SELECTED EXTRACT.
Start of Block
Jason Kendall of Newcastle N.S.W , Australia
Posted on 02/09/2019 at 18:24
What is the world coming to, pretty soon we won’t be able to take a crap unless there is survialance cameras installed in the toilet cubical where big brother can watch if we are a wiper or a scruncher, I hate cameras and they are everywhere we go, come on society, we didn’t need video survialance in the 40’s, 50’s, 60’s,70’s, and they only had just started thinking about it around the 80’s , everyone managed back then so WTF????
Posted on 30/08/2019 at 00:35
Pas de wifi, suis je sécurisé, chez moi ,sur mon smartphone ? Merci.
Posted on 27/07/2019 at 20:14
i recently came under attack by some people who got control of my mouse curser and put a blue screen on my computer, and tried to get me to pay them 200 dollers to remove it.
End of Block
STUDY MATERIAL.
Start of Block
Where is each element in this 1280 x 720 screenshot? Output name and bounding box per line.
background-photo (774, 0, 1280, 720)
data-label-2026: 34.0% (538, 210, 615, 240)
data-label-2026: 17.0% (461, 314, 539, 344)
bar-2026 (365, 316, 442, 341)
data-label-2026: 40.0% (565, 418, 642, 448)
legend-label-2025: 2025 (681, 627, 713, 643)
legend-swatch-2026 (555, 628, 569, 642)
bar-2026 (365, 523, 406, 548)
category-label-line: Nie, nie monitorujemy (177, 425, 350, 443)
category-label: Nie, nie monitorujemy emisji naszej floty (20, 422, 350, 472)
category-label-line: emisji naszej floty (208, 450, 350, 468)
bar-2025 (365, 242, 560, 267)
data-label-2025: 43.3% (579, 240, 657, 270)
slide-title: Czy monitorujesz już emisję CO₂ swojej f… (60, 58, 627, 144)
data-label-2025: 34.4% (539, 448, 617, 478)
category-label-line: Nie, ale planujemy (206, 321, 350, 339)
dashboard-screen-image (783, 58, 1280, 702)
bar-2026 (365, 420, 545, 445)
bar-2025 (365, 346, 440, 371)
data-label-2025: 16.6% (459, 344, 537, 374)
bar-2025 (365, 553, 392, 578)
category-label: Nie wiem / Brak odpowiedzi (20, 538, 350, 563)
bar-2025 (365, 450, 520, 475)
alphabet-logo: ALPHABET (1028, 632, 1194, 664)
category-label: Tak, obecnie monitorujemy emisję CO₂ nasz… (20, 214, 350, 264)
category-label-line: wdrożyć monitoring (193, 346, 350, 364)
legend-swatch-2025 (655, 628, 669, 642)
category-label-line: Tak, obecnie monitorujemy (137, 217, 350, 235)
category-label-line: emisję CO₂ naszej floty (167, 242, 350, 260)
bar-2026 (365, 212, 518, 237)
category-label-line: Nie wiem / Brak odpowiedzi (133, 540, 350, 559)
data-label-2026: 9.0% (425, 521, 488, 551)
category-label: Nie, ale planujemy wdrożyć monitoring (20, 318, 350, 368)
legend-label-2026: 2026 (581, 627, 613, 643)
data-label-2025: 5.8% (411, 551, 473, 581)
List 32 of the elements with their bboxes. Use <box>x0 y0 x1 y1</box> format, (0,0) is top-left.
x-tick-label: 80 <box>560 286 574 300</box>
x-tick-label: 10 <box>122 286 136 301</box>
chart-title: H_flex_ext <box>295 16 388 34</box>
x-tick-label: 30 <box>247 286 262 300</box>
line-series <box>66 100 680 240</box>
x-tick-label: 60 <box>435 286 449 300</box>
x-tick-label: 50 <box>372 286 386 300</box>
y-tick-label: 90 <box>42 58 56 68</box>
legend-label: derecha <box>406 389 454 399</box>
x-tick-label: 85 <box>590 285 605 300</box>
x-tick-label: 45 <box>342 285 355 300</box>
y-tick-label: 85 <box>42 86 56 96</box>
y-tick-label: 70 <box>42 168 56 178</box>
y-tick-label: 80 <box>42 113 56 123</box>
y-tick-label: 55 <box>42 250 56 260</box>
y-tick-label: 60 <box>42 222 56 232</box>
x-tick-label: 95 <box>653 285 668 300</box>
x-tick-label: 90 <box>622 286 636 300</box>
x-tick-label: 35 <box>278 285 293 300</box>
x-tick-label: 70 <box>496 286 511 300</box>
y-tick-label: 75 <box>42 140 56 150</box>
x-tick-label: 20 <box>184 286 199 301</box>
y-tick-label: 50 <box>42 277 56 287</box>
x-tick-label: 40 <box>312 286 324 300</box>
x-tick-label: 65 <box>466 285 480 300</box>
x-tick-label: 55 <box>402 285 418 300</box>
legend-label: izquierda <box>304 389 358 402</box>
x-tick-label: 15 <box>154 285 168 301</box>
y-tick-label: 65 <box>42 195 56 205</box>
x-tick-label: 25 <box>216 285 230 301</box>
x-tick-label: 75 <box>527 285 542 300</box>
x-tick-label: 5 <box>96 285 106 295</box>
End of Block
WORK INSTRUCTION 1.
Answer these about the posted comments, one line each:
(a) Where is Jason Kendall from?
(b) Which decades does the first comment say did without video surveillance?
(c) How much did the attackers in the last comment want to be paid?
WORK INSTRUCTION 2. Summarize the posted comments in two sentences.
WORK INSTRUCTION 3. Carry on the posted comments from the point where they stop.

WRITTEN REPLY 1.
(a) Newcastle N.S.W., Australia
(b) The '40s, '50s, '60s and '70s
(c) 200 dollars

WRITTEN REPLY 2. Jason Kendall complains that surveillance cameras are everywhere and says society managed without them in the '40s through the '70s. Another comment asks, in French, whether one is secure at home on a smartphone without wifi, and a third reports attackers who took over the writer's mouse cursor, put a blue screen on the computer and demanded 200 dollars to remove it.

WRITTEN REPLY 3.
Posted on 13/07/2020 at 17:12
Posted on 01/04/2019 at 08:43
Google are responsible for helping the Chinese Government censor its internet. Google should be the most hated and despised company in the world, for not only what they have done to China but also how they have helped the US government and other world governments spy on their own citizens and stifle free speech. on an open internet. Google should not be allowed to have the monopoly that they have but they get away with it because of their usefulness to world governments.
I live in hope that someone will take on Google in the courts for unfair monopolistic practices. If Google were any other company, say selling computers, they would have to face the courts. This should not be allowed and tolerated and people everywhere need to drink a cup of “Wake-the-fuck-up” and realize that Google is not their friend. Disable all Google services that you possible can on your mobile phone. Use DuckDuckGo as an internet search, and never miss an opportunity to take back the power to where it should be.
Posted on 02/04/2019 at 12:29
Thanks for your comment, Neil!
Many of the big online giants engage in some questionable-at-best practices. As you say, Google in particular stands out due to the power they hold. While they do get hit with various fines, these are like drops in the ocean. So yes, until more serious action is taken, users deciding to go with more privacy-friendly services is one way (among many) to fight back against digital surveillance.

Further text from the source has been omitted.